### Requirements
Set out every line bearing the string "with".

### Data records
━━━━━━━━━━━━━━━━━━━━

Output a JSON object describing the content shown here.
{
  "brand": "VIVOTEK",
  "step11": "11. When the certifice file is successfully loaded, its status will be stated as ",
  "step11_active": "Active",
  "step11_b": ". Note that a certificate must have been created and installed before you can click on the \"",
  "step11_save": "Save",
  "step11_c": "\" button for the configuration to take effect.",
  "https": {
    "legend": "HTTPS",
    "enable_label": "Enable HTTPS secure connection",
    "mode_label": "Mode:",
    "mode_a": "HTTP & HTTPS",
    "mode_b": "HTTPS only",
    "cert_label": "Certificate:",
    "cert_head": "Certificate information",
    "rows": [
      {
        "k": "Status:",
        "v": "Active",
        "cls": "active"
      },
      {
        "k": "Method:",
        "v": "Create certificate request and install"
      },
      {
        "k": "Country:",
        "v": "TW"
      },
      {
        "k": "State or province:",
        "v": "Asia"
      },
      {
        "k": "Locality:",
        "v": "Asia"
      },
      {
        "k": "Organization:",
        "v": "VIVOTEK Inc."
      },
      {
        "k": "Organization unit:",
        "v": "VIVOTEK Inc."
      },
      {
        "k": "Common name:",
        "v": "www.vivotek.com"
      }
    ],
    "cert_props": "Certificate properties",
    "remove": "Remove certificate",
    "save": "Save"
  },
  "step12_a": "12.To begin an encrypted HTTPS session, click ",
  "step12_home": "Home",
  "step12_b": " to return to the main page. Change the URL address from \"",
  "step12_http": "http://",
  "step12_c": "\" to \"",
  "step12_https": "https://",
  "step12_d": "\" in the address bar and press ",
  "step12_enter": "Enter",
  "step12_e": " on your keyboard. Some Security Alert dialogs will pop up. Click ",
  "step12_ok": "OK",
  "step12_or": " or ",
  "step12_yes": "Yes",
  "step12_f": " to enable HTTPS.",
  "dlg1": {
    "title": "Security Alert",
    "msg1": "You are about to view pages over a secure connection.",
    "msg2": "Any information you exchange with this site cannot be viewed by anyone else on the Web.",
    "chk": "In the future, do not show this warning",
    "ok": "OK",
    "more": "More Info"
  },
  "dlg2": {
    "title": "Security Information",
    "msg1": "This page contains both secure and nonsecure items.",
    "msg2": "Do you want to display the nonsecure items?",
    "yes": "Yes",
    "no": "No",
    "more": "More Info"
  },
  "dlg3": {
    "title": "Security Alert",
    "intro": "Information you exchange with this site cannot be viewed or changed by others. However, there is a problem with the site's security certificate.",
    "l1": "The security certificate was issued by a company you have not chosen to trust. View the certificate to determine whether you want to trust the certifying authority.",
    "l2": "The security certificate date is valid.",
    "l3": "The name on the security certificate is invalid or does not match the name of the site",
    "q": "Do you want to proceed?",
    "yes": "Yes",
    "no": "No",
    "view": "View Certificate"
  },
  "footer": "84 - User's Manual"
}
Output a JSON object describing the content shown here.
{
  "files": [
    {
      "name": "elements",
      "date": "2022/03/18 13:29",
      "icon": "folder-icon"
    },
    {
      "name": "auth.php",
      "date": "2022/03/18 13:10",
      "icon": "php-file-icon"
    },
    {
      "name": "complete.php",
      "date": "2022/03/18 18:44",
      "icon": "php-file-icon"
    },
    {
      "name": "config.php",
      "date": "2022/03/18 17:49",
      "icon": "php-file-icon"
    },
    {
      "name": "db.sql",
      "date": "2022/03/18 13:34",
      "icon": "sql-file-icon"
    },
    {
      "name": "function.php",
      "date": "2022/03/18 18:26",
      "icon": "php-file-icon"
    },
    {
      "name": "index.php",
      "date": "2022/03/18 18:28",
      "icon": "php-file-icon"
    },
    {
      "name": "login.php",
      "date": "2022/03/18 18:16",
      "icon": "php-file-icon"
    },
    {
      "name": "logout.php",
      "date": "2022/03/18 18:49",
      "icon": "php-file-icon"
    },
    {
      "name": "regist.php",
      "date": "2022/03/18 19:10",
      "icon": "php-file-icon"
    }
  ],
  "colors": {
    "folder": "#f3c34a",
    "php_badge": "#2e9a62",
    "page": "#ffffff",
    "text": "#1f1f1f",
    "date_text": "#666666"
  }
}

━━━━━━━━━━━━━━━━━━━━

### The result
    "msg2": "Any information you exchange with this site cannot be viewed by anyone else on the Web.",
    "intro": "Information you exchange with this site cannot be viewed or changed by others. However, there is a problem with the site's security certificate.",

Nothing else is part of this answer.